Find the lines in these entries that include the word "benzobicyclon" and state how many there are, with no other words.

Figure contents as structured data
# # # # # # #

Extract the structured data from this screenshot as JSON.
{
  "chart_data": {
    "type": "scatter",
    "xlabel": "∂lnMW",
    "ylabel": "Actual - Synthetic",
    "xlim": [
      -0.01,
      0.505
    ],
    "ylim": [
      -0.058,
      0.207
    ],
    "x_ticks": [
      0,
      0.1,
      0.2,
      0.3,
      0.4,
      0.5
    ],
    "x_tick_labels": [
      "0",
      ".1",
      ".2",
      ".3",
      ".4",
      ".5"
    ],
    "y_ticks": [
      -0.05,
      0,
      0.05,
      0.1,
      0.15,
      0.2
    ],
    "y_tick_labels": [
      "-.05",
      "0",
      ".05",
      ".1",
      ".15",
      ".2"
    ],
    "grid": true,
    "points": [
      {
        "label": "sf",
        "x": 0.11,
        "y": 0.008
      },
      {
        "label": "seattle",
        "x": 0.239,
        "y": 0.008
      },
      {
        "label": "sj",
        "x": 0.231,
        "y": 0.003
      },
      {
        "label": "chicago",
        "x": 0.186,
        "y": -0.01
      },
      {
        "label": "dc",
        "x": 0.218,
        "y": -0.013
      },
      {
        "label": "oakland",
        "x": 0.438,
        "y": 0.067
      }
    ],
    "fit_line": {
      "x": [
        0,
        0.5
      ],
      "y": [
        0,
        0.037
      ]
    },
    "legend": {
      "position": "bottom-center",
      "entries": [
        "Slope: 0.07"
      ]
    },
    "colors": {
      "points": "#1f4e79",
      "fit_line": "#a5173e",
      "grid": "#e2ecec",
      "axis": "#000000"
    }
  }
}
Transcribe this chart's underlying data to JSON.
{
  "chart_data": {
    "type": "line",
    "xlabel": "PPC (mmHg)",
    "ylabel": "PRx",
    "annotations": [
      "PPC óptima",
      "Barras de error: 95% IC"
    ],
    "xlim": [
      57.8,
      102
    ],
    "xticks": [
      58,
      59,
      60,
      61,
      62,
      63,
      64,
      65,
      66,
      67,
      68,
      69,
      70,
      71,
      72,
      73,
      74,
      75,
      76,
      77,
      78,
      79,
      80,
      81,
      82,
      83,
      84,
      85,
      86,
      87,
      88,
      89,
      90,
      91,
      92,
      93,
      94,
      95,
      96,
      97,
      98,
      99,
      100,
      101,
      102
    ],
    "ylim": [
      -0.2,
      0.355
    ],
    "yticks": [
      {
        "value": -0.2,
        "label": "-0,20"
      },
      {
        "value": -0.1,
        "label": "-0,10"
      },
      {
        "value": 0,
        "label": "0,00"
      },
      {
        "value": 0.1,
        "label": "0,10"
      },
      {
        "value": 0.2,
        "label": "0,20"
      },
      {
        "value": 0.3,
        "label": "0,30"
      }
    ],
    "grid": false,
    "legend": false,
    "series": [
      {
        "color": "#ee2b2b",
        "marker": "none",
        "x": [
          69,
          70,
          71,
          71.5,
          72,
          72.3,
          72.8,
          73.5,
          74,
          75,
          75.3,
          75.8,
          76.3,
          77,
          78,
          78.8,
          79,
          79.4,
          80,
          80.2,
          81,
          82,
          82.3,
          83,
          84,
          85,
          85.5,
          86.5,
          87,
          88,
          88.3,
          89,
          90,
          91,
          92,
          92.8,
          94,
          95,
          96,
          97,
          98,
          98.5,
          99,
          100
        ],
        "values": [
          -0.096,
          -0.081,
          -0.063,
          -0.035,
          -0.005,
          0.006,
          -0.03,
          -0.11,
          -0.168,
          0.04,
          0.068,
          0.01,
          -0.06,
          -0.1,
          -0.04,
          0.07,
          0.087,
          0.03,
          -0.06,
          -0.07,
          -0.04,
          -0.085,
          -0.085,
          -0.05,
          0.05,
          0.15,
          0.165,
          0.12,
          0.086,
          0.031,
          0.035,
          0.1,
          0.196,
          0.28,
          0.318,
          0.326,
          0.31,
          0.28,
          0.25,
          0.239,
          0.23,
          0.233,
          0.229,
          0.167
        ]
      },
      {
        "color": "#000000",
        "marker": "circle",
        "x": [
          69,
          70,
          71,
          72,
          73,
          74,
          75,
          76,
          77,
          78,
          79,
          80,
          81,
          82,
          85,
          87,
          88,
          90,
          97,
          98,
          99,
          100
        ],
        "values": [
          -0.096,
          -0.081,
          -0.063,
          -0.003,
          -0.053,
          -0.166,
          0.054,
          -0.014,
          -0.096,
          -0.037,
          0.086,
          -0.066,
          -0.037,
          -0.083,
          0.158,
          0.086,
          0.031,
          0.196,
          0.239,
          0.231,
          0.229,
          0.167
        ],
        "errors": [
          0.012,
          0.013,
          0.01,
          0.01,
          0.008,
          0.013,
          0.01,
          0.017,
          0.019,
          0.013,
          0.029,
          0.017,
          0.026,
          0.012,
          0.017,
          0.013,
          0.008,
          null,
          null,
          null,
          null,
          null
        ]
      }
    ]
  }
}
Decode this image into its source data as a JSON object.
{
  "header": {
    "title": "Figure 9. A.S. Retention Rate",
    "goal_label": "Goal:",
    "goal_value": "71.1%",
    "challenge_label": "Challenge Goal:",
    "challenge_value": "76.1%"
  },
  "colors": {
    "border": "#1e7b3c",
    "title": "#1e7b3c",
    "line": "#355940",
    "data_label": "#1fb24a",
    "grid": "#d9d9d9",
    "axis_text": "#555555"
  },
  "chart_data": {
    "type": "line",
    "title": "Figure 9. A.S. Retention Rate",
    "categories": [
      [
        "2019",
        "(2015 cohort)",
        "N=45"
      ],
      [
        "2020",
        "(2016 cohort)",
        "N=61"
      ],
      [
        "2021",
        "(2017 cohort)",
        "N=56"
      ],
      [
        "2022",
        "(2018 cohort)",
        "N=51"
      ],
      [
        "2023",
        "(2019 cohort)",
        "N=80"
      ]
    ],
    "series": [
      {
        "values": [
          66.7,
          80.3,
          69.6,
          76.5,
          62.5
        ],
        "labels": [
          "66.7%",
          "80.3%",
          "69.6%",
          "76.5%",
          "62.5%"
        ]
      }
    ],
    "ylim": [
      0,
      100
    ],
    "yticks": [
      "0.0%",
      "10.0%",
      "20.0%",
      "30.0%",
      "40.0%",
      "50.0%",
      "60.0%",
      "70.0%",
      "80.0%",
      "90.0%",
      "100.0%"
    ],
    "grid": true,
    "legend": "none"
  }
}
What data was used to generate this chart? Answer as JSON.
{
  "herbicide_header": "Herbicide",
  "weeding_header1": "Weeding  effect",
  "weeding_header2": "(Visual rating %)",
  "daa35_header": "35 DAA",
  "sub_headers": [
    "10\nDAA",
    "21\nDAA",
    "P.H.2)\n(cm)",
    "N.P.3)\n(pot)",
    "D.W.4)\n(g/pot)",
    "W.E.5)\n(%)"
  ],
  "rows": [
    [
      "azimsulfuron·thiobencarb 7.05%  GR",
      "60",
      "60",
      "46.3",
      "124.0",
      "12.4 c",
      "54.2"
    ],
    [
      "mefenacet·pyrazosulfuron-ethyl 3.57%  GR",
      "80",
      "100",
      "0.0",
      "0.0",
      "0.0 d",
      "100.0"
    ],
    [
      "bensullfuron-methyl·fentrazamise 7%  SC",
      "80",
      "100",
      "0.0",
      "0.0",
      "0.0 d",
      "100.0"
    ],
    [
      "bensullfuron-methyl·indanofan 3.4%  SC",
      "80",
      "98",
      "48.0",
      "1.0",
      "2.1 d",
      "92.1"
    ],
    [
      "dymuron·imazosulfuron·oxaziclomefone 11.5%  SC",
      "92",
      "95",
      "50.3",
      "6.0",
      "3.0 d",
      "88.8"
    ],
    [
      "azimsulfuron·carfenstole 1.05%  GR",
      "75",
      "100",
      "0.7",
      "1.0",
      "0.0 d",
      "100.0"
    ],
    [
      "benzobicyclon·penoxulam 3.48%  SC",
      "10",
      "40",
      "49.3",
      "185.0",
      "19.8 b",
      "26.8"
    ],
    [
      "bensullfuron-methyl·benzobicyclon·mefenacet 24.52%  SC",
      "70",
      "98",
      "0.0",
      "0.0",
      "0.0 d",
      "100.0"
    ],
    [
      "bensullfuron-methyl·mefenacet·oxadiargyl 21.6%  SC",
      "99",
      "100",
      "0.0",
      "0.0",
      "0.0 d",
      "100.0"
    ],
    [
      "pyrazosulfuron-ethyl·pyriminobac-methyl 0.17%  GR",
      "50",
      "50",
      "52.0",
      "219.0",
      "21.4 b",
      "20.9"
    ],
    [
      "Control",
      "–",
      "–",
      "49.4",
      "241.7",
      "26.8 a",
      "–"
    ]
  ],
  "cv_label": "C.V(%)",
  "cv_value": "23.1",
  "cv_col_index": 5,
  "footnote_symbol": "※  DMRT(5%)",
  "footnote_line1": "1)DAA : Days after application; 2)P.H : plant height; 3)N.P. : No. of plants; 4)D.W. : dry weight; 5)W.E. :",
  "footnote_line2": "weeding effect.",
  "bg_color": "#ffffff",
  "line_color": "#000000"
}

# # # # # # #

* _Exercise response_:
2